##### Data supplied #####

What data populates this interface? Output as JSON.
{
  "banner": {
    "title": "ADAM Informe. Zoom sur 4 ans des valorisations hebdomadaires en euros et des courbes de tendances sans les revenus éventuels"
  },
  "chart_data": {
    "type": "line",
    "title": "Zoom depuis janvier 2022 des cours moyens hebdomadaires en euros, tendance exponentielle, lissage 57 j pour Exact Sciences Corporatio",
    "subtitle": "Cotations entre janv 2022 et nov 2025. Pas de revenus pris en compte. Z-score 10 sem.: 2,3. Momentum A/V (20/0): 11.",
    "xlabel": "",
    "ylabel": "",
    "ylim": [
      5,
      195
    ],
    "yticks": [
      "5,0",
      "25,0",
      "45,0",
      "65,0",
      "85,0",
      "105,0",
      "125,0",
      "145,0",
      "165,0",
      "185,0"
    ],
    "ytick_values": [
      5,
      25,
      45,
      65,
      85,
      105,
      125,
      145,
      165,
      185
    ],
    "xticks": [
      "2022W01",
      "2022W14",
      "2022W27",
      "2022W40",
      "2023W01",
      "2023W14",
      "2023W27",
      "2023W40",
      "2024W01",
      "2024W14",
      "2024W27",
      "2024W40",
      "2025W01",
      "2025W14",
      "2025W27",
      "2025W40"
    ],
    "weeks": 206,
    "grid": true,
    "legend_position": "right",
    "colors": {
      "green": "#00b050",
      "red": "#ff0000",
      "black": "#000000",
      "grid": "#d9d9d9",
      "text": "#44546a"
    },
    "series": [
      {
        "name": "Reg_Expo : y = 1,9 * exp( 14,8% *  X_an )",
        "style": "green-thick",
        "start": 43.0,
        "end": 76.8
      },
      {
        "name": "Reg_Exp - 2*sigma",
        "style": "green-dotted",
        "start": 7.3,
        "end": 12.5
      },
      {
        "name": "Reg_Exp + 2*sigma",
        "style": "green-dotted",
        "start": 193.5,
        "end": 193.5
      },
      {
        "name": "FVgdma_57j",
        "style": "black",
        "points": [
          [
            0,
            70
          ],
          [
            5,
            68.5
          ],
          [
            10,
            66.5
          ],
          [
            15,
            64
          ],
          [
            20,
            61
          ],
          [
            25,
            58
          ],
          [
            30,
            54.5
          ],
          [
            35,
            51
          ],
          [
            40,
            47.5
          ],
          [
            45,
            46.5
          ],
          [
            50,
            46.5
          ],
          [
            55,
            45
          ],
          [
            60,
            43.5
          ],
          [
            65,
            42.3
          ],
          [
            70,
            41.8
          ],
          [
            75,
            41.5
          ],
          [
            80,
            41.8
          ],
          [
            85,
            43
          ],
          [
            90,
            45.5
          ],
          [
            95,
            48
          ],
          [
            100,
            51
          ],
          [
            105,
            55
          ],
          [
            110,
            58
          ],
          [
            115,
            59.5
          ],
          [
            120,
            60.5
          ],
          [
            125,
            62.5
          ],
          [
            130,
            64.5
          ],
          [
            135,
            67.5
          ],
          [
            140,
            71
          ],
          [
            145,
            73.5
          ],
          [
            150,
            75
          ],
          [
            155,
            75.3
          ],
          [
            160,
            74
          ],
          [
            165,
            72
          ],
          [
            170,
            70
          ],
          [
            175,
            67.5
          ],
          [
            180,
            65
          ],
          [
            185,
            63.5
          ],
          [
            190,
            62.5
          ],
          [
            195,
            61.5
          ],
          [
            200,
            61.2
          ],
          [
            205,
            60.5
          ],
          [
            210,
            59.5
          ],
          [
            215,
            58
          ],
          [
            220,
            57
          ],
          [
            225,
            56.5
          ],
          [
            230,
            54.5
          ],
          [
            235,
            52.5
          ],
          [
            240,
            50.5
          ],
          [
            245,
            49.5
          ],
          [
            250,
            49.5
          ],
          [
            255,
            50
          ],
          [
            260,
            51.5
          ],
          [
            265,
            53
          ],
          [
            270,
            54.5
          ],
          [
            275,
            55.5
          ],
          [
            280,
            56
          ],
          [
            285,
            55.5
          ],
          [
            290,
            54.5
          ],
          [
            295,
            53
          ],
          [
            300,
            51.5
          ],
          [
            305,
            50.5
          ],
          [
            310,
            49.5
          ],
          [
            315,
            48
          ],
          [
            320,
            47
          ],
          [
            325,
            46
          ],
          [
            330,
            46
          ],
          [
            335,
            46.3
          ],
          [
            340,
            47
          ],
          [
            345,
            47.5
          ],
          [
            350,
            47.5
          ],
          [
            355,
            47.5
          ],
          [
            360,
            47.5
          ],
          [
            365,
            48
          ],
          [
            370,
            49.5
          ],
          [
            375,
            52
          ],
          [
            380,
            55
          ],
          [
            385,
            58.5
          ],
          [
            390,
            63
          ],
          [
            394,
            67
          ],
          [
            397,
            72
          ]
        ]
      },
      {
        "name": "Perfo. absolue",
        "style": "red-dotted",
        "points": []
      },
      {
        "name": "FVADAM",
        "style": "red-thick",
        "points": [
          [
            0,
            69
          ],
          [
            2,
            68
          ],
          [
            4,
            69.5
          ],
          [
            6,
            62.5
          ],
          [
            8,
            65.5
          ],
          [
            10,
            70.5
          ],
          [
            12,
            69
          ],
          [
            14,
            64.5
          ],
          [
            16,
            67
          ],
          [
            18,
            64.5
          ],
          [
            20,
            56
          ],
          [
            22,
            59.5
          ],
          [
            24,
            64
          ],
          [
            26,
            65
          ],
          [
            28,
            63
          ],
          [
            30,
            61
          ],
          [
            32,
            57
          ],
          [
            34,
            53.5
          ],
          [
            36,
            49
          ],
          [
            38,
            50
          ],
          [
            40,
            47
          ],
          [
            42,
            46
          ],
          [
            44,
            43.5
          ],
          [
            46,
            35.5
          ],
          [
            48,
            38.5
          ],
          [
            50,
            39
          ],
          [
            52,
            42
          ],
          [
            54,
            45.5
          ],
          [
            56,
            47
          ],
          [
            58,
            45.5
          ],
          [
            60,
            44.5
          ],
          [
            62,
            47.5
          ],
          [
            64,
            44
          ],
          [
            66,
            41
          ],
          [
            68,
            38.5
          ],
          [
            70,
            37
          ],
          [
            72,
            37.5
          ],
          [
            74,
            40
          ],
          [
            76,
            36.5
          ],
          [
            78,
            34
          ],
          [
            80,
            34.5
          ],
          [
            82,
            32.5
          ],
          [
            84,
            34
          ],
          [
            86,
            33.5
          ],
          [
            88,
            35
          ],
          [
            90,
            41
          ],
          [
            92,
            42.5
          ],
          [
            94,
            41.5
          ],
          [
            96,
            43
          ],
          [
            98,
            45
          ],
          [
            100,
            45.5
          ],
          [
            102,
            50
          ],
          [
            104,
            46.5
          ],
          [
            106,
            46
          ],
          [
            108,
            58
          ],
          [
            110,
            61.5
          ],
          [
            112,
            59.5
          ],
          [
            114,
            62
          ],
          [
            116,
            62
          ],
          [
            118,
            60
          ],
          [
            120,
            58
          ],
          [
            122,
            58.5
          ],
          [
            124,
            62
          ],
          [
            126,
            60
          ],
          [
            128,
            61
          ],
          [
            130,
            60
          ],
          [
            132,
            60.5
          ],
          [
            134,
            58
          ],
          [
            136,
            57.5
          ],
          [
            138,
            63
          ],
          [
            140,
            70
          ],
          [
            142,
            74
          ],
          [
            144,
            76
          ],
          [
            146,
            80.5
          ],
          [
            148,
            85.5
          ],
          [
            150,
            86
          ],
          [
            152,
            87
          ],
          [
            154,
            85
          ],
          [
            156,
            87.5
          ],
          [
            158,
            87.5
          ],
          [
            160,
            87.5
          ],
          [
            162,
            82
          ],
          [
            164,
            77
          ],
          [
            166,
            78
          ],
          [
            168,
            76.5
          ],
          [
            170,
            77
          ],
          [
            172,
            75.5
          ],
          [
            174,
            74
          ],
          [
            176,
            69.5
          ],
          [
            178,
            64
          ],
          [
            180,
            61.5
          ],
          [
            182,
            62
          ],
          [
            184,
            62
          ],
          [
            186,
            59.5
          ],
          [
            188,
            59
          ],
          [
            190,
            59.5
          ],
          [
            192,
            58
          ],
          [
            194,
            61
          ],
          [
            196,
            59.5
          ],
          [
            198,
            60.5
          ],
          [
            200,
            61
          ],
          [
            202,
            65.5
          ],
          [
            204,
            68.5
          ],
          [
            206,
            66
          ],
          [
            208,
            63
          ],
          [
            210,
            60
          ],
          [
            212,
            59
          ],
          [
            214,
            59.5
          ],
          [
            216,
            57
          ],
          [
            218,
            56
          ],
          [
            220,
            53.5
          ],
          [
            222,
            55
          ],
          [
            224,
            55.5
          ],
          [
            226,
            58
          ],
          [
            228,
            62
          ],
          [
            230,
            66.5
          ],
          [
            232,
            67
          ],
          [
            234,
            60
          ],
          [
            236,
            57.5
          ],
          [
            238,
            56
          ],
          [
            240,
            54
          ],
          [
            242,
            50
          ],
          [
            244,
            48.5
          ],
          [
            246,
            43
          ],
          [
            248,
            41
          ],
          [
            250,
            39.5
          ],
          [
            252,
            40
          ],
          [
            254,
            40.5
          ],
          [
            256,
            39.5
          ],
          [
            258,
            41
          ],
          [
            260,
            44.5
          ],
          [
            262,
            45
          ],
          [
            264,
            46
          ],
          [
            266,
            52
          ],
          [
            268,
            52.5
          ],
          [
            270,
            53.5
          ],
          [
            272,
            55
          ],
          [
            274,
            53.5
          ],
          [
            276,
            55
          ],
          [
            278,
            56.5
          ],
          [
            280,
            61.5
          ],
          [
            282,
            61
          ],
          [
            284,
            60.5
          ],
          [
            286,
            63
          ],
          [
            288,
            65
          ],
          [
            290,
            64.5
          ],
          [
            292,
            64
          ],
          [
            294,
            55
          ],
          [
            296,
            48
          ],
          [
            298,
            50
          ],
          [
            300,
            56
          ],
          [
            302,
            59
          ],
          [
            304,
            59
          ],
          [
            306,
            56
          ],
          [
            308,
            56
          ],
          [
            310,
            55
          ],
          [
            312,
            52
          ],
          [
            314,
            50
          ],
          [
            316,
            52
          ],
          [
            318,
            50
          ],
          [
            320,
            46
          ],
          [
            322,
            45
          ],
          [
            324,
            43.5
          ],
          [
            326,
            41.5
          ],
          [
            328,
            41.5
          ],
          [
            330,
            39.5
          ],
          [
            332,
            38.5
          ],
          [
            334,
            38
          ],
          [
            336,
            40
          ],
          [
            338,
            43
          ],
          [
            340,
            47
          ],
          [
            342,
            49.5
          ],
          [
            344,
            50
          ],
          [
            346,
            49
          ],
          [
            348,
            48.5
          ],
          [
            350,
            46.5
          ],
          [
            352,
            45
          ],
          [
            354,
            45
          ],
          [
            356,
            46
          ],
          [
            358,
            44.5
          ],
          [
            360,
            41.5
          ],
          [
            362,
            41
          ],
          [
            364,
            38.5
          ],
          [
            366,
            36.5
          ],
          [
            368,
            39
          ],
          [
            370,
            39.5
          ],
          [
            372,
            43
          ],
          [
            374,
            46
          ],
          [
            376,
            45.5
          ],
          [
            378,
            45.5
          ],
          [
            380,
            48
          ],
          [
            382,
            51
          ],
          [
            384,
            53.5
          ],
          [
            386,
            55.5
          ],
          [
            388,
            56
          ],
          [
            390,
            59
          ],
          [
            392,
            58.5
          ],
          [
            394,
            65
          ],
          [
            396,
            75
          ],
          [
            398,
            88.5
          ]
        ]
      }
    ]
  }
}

#####

[Short task] From the entries above, copy out every line where the string "euros" appears.

[Output for this task]
    "title": "ADAM Informe. Zoom sur 4 ans des valorisations hebdomadaires en euros et des courbes de tendances sans les revenus éventuels"
    "title": "Zoom depuis janvier 2022 des cours moyens hebdomadaires en euros, tendance exponentielle, lissage 57 j pour Exact Sciences Corporatio",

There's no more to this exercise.